OBJECTIVE => Say how many lines hold the string "người", and nothing more.

-------- ROWS

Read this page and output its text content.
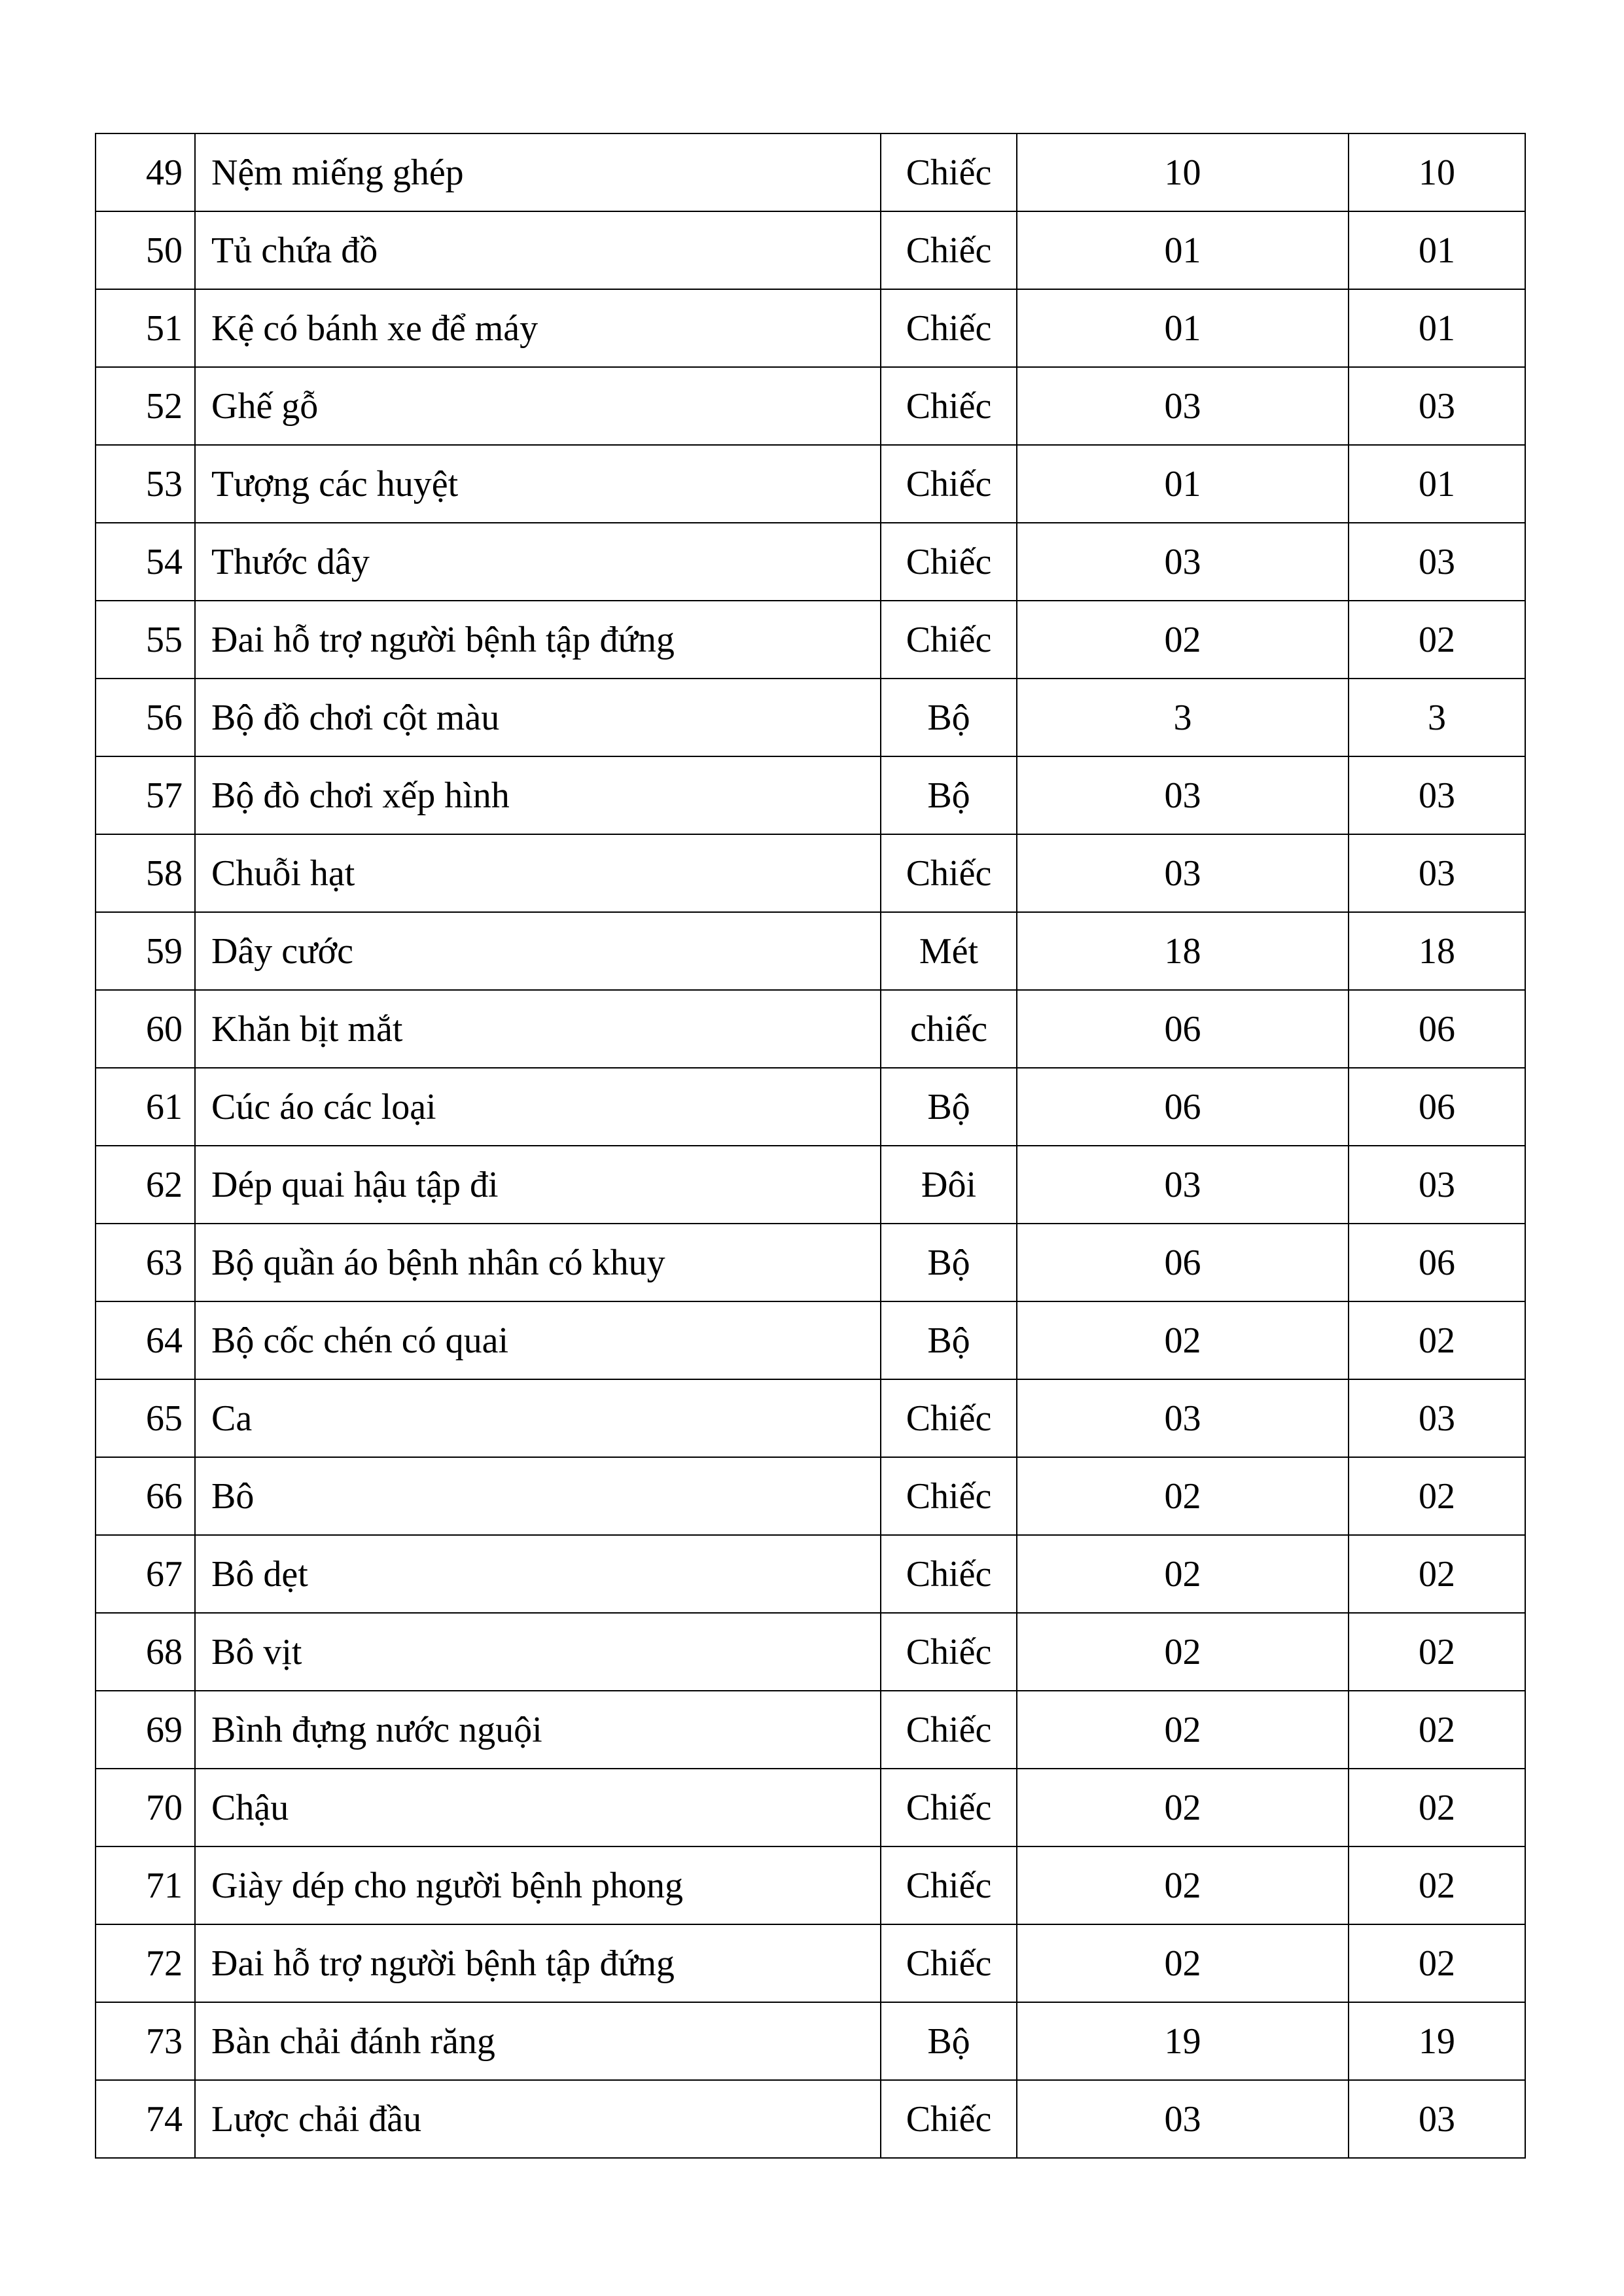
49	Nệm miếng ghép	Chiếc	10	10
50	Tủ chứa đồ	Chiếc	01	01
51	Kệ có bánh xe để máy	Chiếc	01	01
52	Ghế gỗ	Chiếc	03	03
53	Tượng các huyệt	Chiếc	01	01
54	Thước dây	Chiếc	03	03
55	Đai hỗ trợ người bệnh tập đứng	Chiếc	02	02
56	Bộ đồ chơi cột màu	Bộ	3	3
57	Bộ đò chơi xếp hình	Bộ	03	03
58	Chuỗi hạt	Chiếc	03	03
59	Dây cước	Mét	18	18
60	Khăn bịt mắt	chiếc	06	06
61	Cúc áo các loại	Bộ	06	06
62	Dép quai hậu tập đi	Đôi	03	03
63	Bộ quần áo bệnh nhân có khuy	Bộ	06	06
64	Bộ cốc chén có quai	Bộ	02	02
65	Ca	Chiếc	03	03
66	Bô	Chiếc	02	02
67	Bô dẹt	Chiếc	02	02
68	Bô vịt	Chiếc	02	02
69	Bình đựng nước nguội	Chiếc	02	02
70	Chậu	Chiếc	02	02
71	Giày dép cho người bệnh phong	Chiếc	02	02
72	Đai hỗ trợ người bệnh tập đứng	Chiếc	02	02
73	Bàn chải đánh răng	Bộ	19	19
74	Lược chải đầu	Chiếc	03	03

----------------

EXERCISE RESULT => 3